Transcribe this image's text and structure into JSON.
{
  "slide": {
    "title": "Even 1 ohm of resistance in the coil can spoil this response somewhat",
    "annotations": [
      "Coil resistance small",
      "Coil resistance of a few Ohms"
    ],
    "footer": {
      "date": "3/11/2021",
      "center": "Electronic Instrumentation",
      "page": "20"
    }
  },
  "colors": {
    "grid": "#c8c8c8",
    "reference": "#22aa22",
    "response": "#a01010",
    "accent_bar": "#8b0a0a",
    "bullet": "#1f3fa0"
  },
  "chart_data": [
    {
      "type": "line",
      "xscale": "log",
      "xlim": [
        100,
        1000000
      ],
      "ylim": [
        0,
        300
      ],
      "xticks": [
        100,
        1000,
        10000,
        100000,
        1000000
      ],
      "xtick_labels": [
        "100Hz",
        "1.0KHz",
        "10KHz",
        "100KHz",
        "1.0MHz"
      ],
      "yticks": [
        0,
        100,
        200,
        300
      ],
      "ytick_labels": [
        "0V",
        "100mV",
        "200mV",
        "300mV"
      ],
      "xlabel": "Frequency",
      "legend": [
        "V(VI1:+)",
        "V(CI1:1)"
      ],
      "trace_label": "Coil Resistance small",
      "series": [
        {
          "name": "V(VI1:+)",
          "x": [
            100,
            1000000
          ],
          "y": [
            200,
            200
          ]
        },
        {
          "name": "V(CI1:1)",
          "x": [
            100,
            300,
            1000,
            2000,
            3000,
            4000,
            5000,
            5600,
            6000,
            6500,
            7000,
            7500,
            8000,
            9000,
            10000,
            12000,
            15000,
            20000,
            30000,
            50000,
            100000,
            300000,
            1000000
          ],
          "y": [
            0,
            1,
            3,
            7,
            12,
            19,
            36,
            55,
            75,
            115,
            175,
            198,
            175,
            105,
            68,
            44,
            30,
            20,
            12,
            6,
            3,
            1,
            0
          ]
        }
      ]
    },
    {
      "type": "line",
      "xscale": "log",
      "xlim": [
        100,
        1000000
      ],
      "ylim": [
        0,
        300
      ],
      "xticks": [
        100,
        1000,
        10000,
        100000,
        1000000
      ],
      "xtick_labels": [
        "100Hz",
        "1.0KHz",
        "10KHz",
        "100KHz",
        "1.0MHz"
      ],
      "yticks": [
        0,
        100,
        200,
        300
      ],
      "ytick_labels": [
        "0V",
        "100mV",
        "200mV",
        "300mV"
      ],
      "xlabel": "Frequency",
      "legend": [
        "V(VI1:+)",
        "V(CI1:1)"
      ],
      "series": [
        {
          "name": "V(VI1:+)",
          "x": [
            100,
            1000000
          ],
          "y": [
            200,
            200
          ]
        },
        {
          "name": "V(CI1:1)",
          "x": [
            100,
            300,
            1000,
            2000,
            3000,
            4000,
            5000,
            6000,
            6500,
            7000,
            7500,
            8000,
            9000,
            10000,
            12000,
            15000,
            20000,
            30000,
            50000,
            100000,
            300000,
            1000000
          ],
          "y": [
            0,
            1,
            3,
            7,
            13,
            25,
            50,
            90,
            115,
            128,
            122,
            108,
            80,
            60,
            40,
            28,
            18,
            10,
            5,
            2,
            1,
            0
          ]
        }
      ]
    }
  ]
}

# # # # #

> To be done:
Make an exact copy of the listing, including every line.

> Answer to the task:
Transcribe this image's text and structure into JSON.
{
  "slide": {
    "title": "Even 1 ohm of resistance in the coil can spoil this response somewhat",
    "annotations": [
      "Coil resistance small",
      "Coil resistance of a few Ohms"
    ],
    "footer": {
      "date": "3/11/2021",
      "center": "Electronic Instrumentation",
      "page": "20"
    }
  },
  "colors": {
    "grid": "#c8c8c8",
    "reference": "#22aa22",
    "response": "#a01010",
    "accent_bar": "#8b0a0a",
    "bullet": "#1f3fa0"
  },
  "chart_data": [
    {
      "type": "line",
      "xscale": "log",
      "xlim": [
        100,
        1000000
      ],
      "ylim": [
        0,
        300
      ],
      "xticks": [
        100,
        1000,
        10000,
        100000,
        1000000
      ],
      "xtick_labels": [
        "100Hz",
        "1.0KHz",
        "10KHz",
        "100KHz",
        "1.0MHz"
      ],
      "yticks": [
        0,
        100,
        200,
        300
      ],
      "ytick_labels": [
        "0V",
        "100mV",
        "200mV",
        "300mV"
      ],
      "xlabel": "Frequency",
      "legend": [
        "V(VI1:+)",
        "V(CI1:1)"
      ],
      "trace_label": "Coil Resistance small",
      "series": [
        {
          "name": "V(VI1:+)",
          "x": [
            100,
            1000000
          ],
          "y": [
            200,
            200
          ]
        },
        {
          "name": "V(CI1:1)",
          "x": [
            100,
            300,
            1000,
            2000,
            3000,
            4000,
            5000,
            5600,
            6000,
            6500,
            7000,
            7500,
            8000,
            9000,
            10000,
            12000,
            15000,
            20000,
            30000,
            50000,
            100000,
            300000,
            1000000
          ],
          "y": [
            0,
            1,
            3,
            7,
            12,
            19,
            36,
            55,
            75,
            115,
            175,
            198,
            175,
            105,
            68,
            44,
            30,
            20,
            12,
            6,
            3,
            1,
            0
          ]
        }
      ]
    },
    {
      "type": "line",
      "xscale": "log",
      "xlim": [
        100,
        1000000
      ],
      "ylim": [
        0,
        300
      ],
      "xticks": [
        100,
        1000,
        10000,
        100000,
        1000000
      ],
      "xtick_labels": [
        "100Hz",
        "1.0KHz",
        "10KHz",
        "100KHz",
        "1.0MHz"
      ],
      "yticks": [
        0,
        100,
        200,
        300
      ],
      "ytick_labels": [
        "0V",
        "100mV",
        "200mV",
        "300mV"
      ],
      "xlabel": "Frequency",
      "legend": [
        "V(VI1:+)",
        "V(CI1:1)"
      ],
      "series": [
        {
          "name": "V(VI1:+)",
          "x": [
            100,
            1000000
          ],
          "y": [
            200,
            200
          ]
        },
        {
          "name": "V(CI1:1)",
          "x": [
            100,
            300,
            1000,
            2000,
            3000,
            4000,
            5000,
            6000,
            6500,
            7000,
            7500,
            8000,
            9000,
            10000,
            12000,
            15000,
            20000,
            30000,
            50000,
            100000,
            300000,
            1000000
          ],
          "y": [
            0,
            1,
            3,
            7,
            13,
            25,
            50,
            90,
            115,
            128,
            122,
            108,
            80,
            60,
            40,
            28,
            18,
            10,
            5,
            2,
            1,
            0
          ]
        }
      ]
    }
  ]
}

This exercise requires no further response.